**TASK GOAL:** Update the records below so that "tab-close-icon" reads "tab-close-button" wherever it occurs, and reproduce every other line unchanged.

Start of DATASET ENTRIES

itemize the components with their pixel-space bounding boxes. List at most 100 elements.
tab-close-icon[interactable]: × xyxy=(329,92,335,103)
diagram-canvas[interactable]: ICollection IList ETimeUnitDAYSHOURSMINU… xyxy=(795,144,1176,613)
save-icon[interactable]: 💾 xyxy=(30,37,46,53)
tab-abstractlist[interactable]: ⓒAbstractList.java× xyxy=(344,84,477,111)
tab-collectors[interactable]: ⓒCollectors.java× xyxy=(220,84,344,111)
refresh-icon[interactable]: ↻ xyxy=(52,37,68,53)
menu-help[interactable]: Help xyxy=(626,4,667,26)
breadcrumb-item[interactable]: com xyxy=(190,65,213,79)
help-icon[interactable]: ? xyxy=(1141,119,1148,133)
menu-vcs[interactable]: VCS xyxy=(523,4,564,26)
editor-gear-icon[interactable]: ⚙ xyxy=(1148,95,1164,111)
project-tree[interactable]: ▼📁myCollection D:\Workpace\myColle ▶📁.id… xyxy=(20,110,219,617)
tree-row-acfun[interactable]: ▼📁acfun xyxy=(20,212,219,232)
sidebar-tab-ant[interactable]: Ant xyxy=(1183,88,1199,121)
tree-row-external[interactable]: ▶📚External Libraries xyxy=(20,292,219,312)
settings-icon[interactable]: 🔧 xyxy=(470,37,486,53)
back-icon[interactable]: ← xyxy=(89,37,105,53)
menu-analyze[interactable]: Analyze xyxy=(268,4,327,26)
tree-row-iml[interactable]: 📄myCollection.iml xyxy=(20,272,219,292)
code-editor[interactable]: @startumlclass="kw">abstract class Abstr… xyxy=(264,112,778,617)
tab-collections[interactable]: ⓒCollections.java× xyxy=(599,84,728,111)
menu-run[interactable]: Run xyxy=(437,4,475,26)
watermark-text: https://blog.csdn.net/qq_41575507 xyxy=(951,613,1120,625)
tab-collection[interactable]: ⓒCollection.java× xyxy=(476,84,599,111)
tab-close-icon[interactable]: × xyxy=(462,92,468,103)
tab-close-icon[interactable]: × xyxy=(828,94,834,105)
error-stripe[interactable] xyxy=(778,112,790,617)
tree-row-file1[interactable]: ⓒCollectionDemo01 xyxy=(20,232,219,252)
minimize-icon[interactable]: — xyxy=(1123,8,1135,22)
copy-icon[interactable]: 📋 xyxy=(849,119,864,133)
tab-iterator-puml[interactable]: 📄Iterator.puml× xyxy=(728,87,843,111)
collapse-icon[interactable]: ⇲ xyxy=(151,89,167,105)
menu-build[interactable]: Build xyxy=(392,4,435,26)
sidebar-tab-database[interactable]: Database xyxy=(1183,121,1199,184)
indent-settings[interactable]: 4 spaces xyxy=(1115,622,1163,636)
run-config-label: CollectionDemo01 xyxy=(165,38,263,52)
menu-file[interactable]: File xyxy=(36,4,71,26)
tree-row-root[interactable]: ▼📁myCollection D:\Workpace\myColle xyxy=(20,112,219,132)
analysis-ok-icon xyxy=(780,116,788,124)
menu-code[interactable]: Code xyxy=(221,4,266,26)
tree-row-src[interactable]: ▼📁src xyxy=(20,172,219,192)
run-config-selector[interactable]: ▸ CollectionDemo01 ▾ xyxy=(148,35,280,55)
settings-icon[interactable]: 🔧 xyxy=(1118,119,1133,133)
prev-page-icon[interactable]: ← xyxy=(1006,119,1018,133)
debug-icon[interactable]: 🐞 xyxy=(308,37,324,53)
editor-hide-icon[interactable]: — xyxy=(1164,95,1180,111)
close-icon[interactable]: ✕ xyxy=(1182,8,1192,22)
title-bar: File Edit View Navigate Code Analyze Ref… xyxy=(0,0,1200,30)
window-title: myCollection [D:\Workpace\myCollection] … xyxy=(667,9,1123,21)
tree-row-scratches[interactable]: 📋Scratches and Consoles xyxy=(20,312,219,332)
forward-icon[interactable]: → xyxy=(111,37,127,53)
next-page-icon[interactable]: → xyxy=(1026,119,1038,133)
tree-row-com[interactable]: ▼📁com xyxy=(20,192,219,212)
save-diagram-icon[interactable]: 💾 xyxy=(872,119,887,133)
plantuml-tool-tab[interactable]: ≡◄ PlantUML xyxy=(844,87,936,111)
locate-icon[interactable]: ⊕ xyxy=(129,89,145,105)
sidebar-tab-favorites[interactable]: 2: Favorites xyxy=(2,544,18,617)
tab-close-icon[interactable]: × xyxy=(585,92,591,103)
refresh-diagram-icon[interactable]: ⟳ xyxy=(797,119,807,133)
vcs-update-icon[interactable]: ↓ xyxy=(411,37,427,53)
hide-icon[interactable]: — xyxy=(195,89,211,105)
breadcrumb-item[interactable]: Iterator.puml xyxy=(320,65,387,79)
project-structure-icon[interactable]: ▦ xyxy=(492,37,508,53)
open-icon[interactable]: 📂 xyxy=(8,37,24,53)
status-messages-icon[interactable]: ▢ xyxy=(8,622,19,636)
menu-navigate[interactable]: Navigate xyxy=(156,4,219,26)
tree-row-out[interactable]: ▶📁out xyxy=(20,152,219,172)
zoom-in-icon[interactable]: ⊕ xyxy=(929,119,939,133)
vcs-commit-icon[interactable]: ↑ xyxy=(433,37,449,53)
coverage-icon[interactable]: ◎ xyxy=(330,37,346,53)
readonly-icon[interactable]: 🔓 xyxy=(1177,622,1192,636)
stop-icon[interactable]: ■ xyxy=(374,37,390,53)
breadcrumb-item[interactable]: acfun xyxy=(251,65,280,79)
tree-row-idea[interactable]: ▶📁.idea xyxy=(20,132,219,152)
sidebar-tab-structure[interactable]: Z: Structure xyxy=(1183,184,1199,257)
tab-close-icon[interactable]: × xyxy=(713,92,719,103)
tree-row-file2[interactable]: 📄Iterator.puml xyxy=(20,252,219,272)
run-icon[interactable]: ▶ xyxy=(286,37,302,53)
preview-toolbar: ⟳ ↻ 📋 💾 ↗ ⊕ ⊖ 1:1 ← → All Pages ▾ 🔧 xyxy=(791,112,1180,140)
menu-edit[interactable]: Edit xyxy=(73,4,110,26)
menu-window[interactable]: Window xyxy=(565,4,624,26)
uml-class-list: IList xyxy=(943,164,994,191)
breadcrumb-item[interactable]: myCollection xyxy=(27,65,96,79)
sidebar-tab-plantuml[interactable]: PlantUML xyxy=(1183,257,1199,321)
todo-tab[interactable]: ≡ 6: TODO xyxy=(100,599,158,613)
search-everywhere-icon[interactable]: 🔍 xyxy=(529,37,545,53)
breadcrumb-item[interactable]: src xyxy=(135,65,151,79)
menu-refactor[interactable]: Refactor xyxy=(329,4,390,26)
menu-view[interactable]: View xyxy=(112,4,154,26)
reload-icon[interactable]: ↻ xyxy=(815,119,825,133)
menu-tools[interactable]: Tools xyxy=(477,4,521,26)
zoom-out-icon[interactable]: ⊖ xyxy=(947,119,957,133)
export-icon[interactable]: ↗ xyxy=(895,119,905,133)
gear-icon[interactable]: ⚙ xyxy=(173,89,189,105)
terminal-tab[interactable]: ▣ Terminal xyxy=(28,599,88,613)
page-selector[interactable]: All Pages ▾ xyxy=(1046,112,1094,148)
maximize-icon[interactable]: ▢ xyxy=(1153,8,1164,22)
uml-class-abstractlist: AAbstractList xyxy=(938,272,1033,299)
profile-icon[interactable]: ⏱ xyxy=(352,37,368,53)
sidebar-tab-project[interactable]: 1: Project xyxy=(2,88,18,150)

End of DATASET ENTRIES

**WRITTEN RESPONSE:**
itemize the components with their pixel-space bounding boxes. List at most 100 elements.
tab-close-button[interactable]: × xyxy=(329,92,335,103)
diagram-canvas[interactable]: ICollection IList ETimeUnitDAYSHOURSMINU… xyxy=(795,144,1176,613)
save-icon[interactable]: 💾 xyxy=(30,37,46,53)
tab-abstractlist[interactable]: ⓒAbstractList.java× xyxy=(344,84,477,111)
tab-collectors[interactable]: ⓒCollectors.java× xyxy=(220,84,344,111)
refresh-icon[interactable]: ↻ xyxy=(52,37,68,53)
menu-help[interactable]: Help xyxy=(626,4,667,26)
breadcrumb-item[interactable]: com xyxy=(190,65,213,79)
help-icon[interactable]: ? xyxy=(1141,119,1148,133)
menu-vcs[interactable]: VCS xyxy=(523,4,564,26)
editor-gear-icon[interactable]: ⚙ xyxy=(1148,95,1164,111)
project-tree[interactable]: ▼📁myCollection D:\Workpace\myColle ▶📁.id… xyxy=(20,110,219,617)
tree-row-acfun[interactable]: ▼📁acfun xyxy=(20,212,219,232)
sidebar-tab-ant[interactable]: Ant xyxy=(1183,88,1199,121)
tree-row-external[interactable]: ▶📚External Libraries xyxy=(20,292,219,312)
settings-icon[interactable]: 🔧 xyxy=(470,37,486,53)
back-icon[interactable]: ← xyxy=(89,37,105,53)
menu-analyze[interactable]: Analyze xyxy=(268,4,327,26)
tree-row-iml[interactable]: 📄myCollection.iml xyxy=(20,272,219,292)
code-editor[interactable]: @startumlclass="kw">abstract class Abstr… xyxy=(264,112,778,617)
tab-collections[interactable]: ⓒCollections.java× xyxy=(599,84,728,111)
menu-run[interactable]: Run xyxy=(437,4,475,26)
watermark-text: https://blog.csdn.net/qq_41575507 xyxy=(951,613,1120,625)
tab-collection[interactable]: ⓒCollection.java× xyxy=(476,84,599,111)
tab-close-button[interactable]: × xyxy=(462,92,468,103)
tab-close-button[interactable]: × xyxy=(828,94,834,105)
error-stripe[interactable] xyxy=(778,112,790,617)
tree-row-file1[interactable]: ⓒCollectionDemo01 xyxy=(20,232,219,252)
minimize-icon[interactable]: — xyxy=(1123,8,1135,22)
copy-icon[interactable]: 📋 xyxy=(849,119,864,133)
tab-iterator-puml[interactable]: 📄Iterator.puml× xyxy=(728,87,843,111)
collapse-icon[interactable]: ⇲ xyxy=(151,89,167,105)
menu-build[interactable]: Build xyxy=(392,4,435,26)
sidebar-tab-database[interactable]: Database xyxy=(1183,121,1199,184)
indent-settings[interactable]: 4 spaces xyxy=(1115,622,1163,636)
run-config-label: CollectionDemo01 xyxy=(165,38,263,52)
menu-file[interactable]: File xyxy=(36,4,71,26)
tree-row-root[interactable]: ▼📁myCollection D:\Workpace\myColle xyxy=(20,112,219,132)
analysis-ok-icon xyxy=(780,116,788,124)
menu-code[interactable]: Code xyxy=(221,4,266,26)
tree-row-src[interactable]: ▼📁src xyxy=(20,172,219,192)
run-config-selector[interactable]: ▸ CollectionDemo01 ▾ xyxy=(148,35,280,55)
settings-icon[interactable]: 🔧 xyxy=(1118,119,1133,133)
prev-page-icon[interactable]: ← xyxy=(1006,119,1018,133)
debug-icon[interactable]: 🐞 xyxy=(308,37,324,53)
editor-hide-icon[interactable]: — xyxy=(1164,95,1180,111)
close-icon[interactable]: ✕ xyxy=(1182,8,1192,22)
title-bar: File Edit View Navigate Code Analyze Ref… xyxy=(0,0,1200,30)
window-title: myCollection [D:\Workpace\myCollection] … xyxy=(667,9,1123,21)
tree-row-scratches[interactable]: 📋Scratches and Consoles xyxy=(20,312,219,332)
forward-icon[interactable]: → xyxy=(111,37,127,53)
next-page-icon[interactable]: → xyxy=(1026,119,1038,133)
tree-row-com[interactable]: ▼📁com xyxy=(20,192,219,212)
save-diagram-icon[interactable]: 💾 xyxy=(872,119,887,133)
plantuml-tool-tab[interactable]: ≡◄ PlantUML xyxy=(844,87,936,111)
locate-icon[interactable]: ⊕ xyxy=(129,89,145,105)
sidebar-tab-favorites[interactable]: 2: Favorites xyxy=(2,544,18,617)
tab-close-button[interactable]: × xyxy=(585,92,591,103)
refresh-diagram-icon[interactable]: ⟳ xyxy=(797,119,807,133)
vcs-update-icon[interactable]: ↓ xyxy=(411,37,427,53)
hide-icon[interactable]: — xyxy=(195,89,211,105)
breadcrumb-item[interactable]: Iterator.puml xyxy=(320,65,387,79)
project-structure-icon[interactable]: ▦ xyxy=(492,37,508,53)
open-icon[interactable]: 📂 xyxy=(8,37,24,53)
status-messages-icon[interactable]: ▢ xyxy=(8,622,19,636)
menu-navigate[interactable]: Navigate xyxy=(156,4,219,26)
tree-row-out[interactable]: ▶📁out xyxy=(20,152,219,172)
zoom-in-icon[interactable]: ⊕ xyxy=(929,119,939,133)
vcs-commit-icon[interactable]: ↑ xyxy=(433,37,449,53)
coverage-icon[interactable]: ◎ xyxy=(330,37,346,53)
readonly-icon[interactable]: 🔓 xyxy=(1177,622,1192,636)
stop-icon[interactable]: ■ xyxy=(374,37,390,53)
breadcrumb-item[interactable]: acfun xyxy=(251,65,280,79)
tree-row-idea[interactable]: ▶📁.idea xyxy=(20,132,219,152)
sidebar-tab-structure[interactable]: Z: Structure xyxy=(1183,184,1199,257)
tab-close-button[interactable]: × xyxy=(713,92,719,103)
tree-row-file2[interactable]: 📄Iterator.puml xyxy=(20,252,219,272)
run-icon[interactable]: ▶ xyxy=(286,37,302,53)
preview-toolbar: ⟳ ↻ 📋 💾 ↗ ⊕ ⊖ 1:1 ← → All Pages ▾ 🔧 xyxy=(791,112,1180,140)
menu-edit[interactable]: Edit xyxy=(73,4,110,26)
menu-window[interactable]: Window xyxy=(565,4,624,26)
uml-class-list: IList xyxy=(943,164,994,191)
breadcrumb-item[interactable]: myCollection xyxy=(27,65,96,79)
sidebar-tab-plantuml[interactable]: PlantUML xyxy=(1183,257,1199,321)
todo-tab[interactable]: ≡ 6: TODO xyxy=(100,599,158,613)
search-everywhere-icon[interactable]: 🔍 xyxy=(529,37,545,53)
breadcrumb-item[interactable]: src xyxy=(135,65,151,79)
menu-refactor[interactable]: Refactor xyxy=(329,4,390,26)
menu-view[interactable]: View xyxy=(112,4,154,26)
reload-icon[interactable]: ↻ xyxy=(815,119,825,133)
menu-tools[interactable]: Tools xyxy=(477,4,521,26)
zoom-out-icon[interactable]: ⊖ xyxy=(947,119,957,133)
export-icon[interactable]: ↗ xyxy=(895,119,905,133)
gear-icon[interactable]: ⚙ xyxy=(173,89,189,105)
terminal-tab[interactable]: ▣ Terminal xyxy=(28,599,88,613)
page-selector[interactable]: All Pages ▾ xyxy=(1046,112,1094,148)
maximize-icon[interactable]: ▢ xyxy=(1153,8,1164,22)
uml-class-abstractlist: AAbstractList xyxy=(938,272,1033,299)
profile-icon[interactable]: ⏱ xyxy=(352,37,368,53)
sidebar-tab-project[interactable]: 1: Project xyxy=(2,88,18,150)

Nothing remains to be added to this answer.